--- BEGIN Records shown ---

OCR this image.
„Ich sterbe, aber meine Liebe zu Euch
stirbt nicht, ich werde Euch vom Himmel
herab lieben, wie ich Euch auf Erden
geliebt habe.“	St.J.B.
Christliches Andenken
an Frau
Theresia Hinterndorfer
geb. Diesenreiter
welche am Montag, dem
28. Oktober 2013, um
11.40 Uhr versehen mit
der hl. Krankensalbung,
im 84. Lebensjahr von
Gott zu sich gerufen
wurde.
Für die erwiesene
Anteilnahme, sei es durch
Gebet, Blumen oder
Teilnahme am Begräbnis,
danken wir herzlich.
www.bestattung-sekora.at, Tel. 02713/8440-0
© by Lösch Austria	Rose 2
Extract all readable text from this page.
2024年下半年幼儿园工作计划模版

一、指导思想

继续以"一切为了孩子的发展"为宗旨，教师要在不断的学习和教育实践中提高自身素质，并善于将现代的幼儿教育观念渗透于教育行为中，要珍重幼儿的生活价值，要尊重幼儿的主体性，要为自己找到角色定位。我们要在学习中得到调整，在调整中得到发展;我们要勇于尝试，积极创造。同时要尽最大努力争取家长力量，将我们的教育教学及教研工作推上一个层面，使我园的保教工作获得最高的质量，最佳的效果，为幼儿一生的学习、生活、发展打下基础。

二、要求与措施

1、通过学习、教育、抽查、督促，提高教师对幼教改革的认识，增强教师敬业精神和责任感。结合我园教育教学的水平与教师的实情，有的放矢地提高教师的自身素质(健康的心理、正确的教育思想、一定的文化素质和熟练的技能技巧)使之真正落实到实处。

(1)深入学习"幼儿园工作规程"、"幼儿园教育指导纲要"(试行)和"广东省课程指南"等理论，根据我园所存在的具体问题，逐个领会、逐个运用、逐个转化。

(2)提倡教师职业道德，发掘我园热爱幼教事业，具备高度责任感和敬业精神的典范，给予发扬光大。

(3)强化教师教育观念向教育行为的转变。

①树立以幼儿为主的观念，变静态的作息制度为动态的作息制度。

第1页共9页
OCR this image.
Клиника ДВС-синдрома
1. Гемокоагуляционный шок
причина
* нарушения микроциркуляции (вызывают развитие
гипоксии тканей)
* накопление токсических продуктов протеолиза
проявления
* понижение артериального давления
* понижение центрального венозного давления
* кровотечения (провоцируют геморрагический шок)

--- END Records shown ---

#### Your goal:
Calculate how many lines of the material include the string "давления", and state that number by itself.

#### Exercise answer:
2